▶ OBJECTIVE: Exactly as written, retype the listing below, omitting the pictures.

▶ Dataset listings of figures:

==========

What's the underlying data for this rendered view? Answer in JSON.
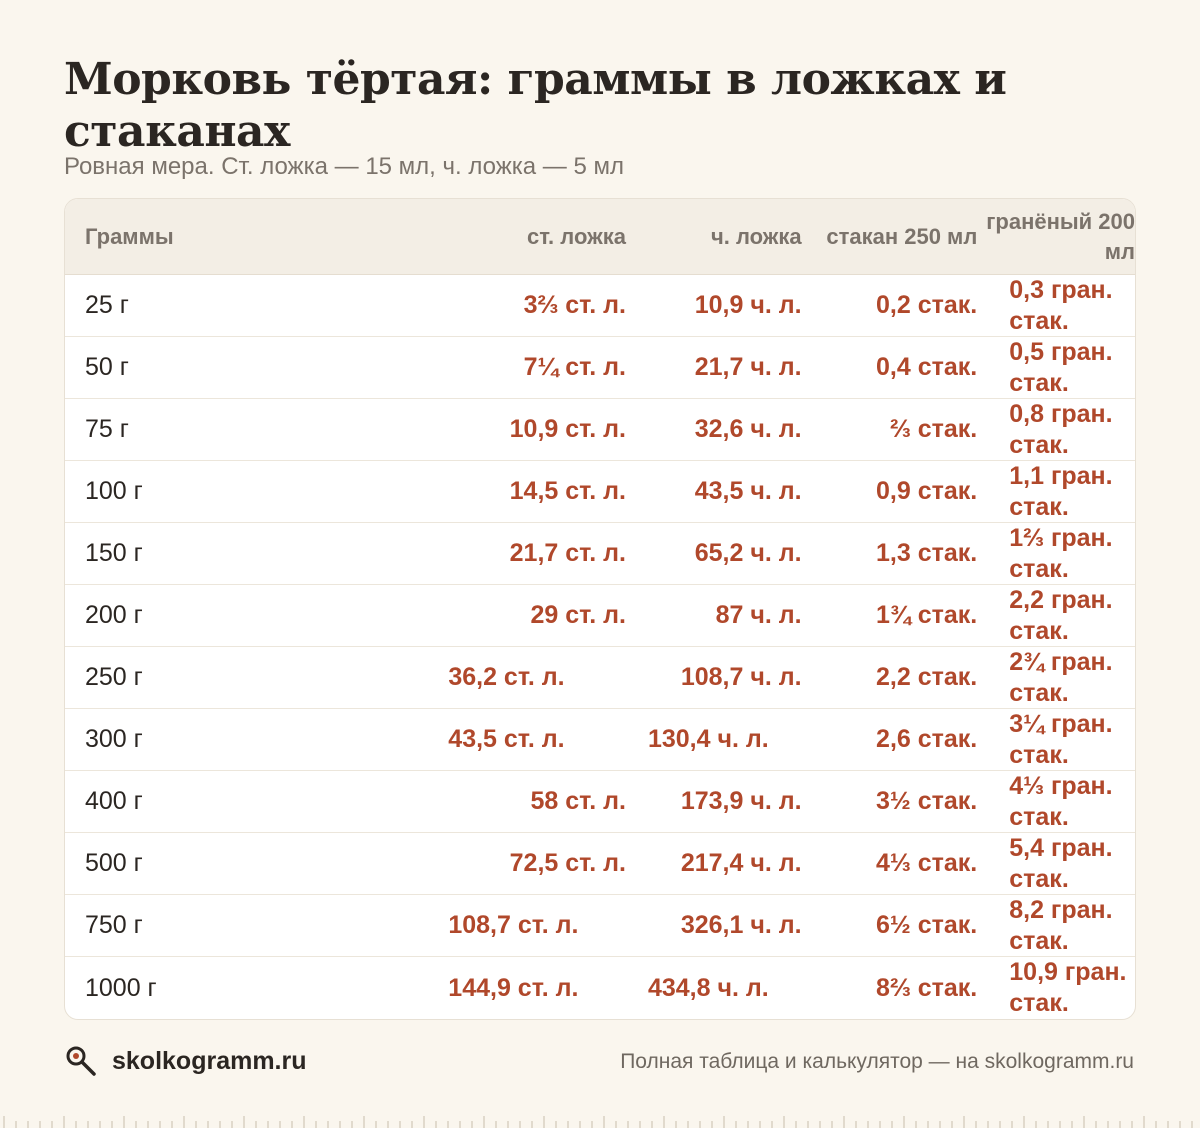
{
  "title": "Морковь тёртая: граммы в ложках и стаканах",
  "subtitle": "Ровная мера. Ст. ложка — 15 мл, ч. ложка — 5 мл",
  "table": {
    "headers": {
      "grams": "Граммы",
      "tbsp": "ст. ложка",
      "tsp": "ч. ложка",
      "cup": "стакан 250 мл",
      "faceted": "гранёный 200 мл"
    },
    "rows": [
      {
        "grams": "25 г",
        "tbsp": "3⅔ ст. л.",
        "tsp": "10,9 ч. л.",
        "cup": "0,2 стак.",
        "faceted": "0,3 гран. стак."
      },
      {
        "grams": "50 г",
        "tbsp": "7¼ ст. л.",
        "tsp": "21,7 ч. л.",
        "cup": "0,4 стак.",
        "faceted": "0,5 гран. стак."
      },
      {
        "grams": "75 г",
        "tbsp": "10,9 ст. л.",
        "tsp": "32,6 ч. л.",
        "cup": "⅔ стак.",
        "faceted": "0,8 гран. стак."
      },
      {
        "grams": "100 г",
        "tbsp": "14,5 ст. л.",
        "tsp": "43,5 ч. л.",
        "cup": "0,9 стак.",
        "faceted": "1,1 гран. стак."
      },
      {
        "grams": "150 г",
        "tbsp": "21,7 ст. л.",
        "tsp": "65,2 ч. л.",
        "cup": "1,3 стак.",
        "faceted": "1⅔ гран. стак."
      },
      {
        "grams": "200 г",
        "tbsp": "29 ст. л.",
        "tsp": "87 ч. л.",
        "cup": "1¾ стак.",
        "faceted": "2,2 гран. стак."
      },
      {
        "grams": "250 г",
        "tbsp": "36,2 ст. л.",
        "tsp": "108,7 ч. л.",
        "cup": "2,2 стак.",
        "faceted": "2¾ гран. стак."
      },
      {
        "grams": "300 г",
        "tbsp": "43,5 ст. л.",
        "tsp": "130,4 ч. л.",
        "cup": "2,6 стак.",
        "faceted": "3¼ гран. стак."
      },
      {
        "grams": "400 г",
        "tbsp": "58 ст. л.",
        "tsp": "173,9 ч. л.",
        "cup": "3½ стак.",
        "faceted": "4⅓ гран. стак."
      },
      {
        "grams": "500 г",
        "tbsp": "72,5 ст. л.",
        "tsp": "217,4 ч. л.",
        "cup": "4⅓ стак.",
        "faceted": "5,4 гран. стак."
      },
      {
        "grams": "750 г",
        "tbsp": "108,7 ст. л.",
        "tsp": "326,1 ч. л.",
        "cup": "6½ стак.",
        "faceted": "8,2 гран. стак."
      },
      {
        "grams": "1000 г",
        "tbsp": "144,9 ст. л.",
        "tsp": "434,8 ч. л.",
        "cup": "8⅔ стак.",
        "faceted": "10,9 гран. стак."
      }
    ]
  },
  "footer": {
    "brand": "skolkogramm.ru",
    "note": "Полная таблица и калькулятор — на skolkogramm.ru"
  },
  "colors": {
    "background": "#faf6ee",
    "accent": "#b0482b",
    "header_bg": "#f3eee5"
  },
  "icons": {
    "brand": "magnifier-icon"
  }
}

==========

▶ RESPONSE:
What's the underlying data for this rendered view? Answer in JSON.
{
  "title": "Морковь тёртая: граммы в ложках и стаканах",
  "subtitle": "Ровная мера. Ст. ложка — 15 мл, ч. ложка — 5 мл",
  "table": {
    "headers": {
      "grams": "Граммы",
      "tbsp": "ст. ложка",
      "tsp": "ч. ложка",
      "cup": "стакан 250 мл",
      "faceted": "гранёный 200 мл"
    },
    "rows": [
      {
        "grams": "25 г",
        "tbsp": "3⅔ ст. л.",
        "tsp": "10,9 ч. л.",
        "cup": "0,2 стак.",
        "faceted": "0,3 гран. стак."
      },
      {
        "grams": "50 г",
        "tbsp": "7¼ ст. л.",
        "tsp": "21,7 ч. л.",
        "cup": "0,4 стак.",
        "faceted": "0,5 гран. стак."
      },
      {
        "grams": "75 г",
        "tbsp": "10,9 ст. л.",
        "tsp": "32,6 ч. л.",
        "cup": "⅔ стак.",
        "faceted": "0,8 гран. стак."
      },
      {
        "grams": "100 г",
        "tbsp": "14,5 ст. л.",
        "tsp": "43,5 ч. л.",
        "cup": "0,9 стак.",
        "faceted": "1,1 гран. стак."
      },
      {
        "grams": "150 г",
        "tbsp": "21,7 ст. л.",
        "tsp": "65,2 ч. л.",
        "cup": "1,3 стак.",
        "faceted": "1⅔ гран. стак."
      },
      {
        "grams": "200 г",
        "tbsp": "29 ст. л.",
        "tsp": "87 ч. л.",
        "cup": "1¾ стак.",
        "faceted": "2,2 гран. стак."
      },
      {
        "grams": "250 г",
        "tbsp": "36,2 ст. л.",
        "tsp": "108,7 ч. л.",
        "cup": "2,2 стак.",
        "faceted": "2¾ гран. стак."
      },
      {
        "grams": "300 г",
        "tbsp": "43,5 ст. л.",
        "tsp": "130,4 ч. л.",
        "cup": "2,6 стак.",
        "faceted": "3¼ гран. стак."
      },
      {
        "grams": "400 г",
        "tbsp": "58 ст. л.",
        "tsp": "173,9 ч. л.",
        "cup": "3½ стак.",
        "faceted": "4⅓ гран. стак."
      },
      {
        "grams": "500 г",
        "tbsp": "72,5 ст. л.",
        "tsp": "217,4 ч. л.",
        "cup": "4⅓ стак.",
        "faceted": "5,4 гран. стак."
      },
      {
        "grams": "750 г",
        "tbsp": "108,7 ст. л.",
        "tsp": "326,1 ч. л.",
        "cup": "6½ стак.",
        "faceted": "8,2 гран. стак."
      },
      {
        "grams": "1000 г",
        "tbsp": "144,9 ст. л.",
        "tsp": "434,8 ч. л.",
        "cup": "8⅔ стак.",
        "faceted": "10,9 гран. стак."
      }
    ]
  },
  "footer": {
    "brand": "skolkogramm.ru",
    "note": "Полная таблица и калькулятор — на skolkogramm.ru"
  },
  "colors": {
    "background": "#faf6ee",
    "accent": "#b0482b",
    "header_bg": "#f3eee5"
  },
  "icons": {
    "brand": "magnifier-icon"
  }
}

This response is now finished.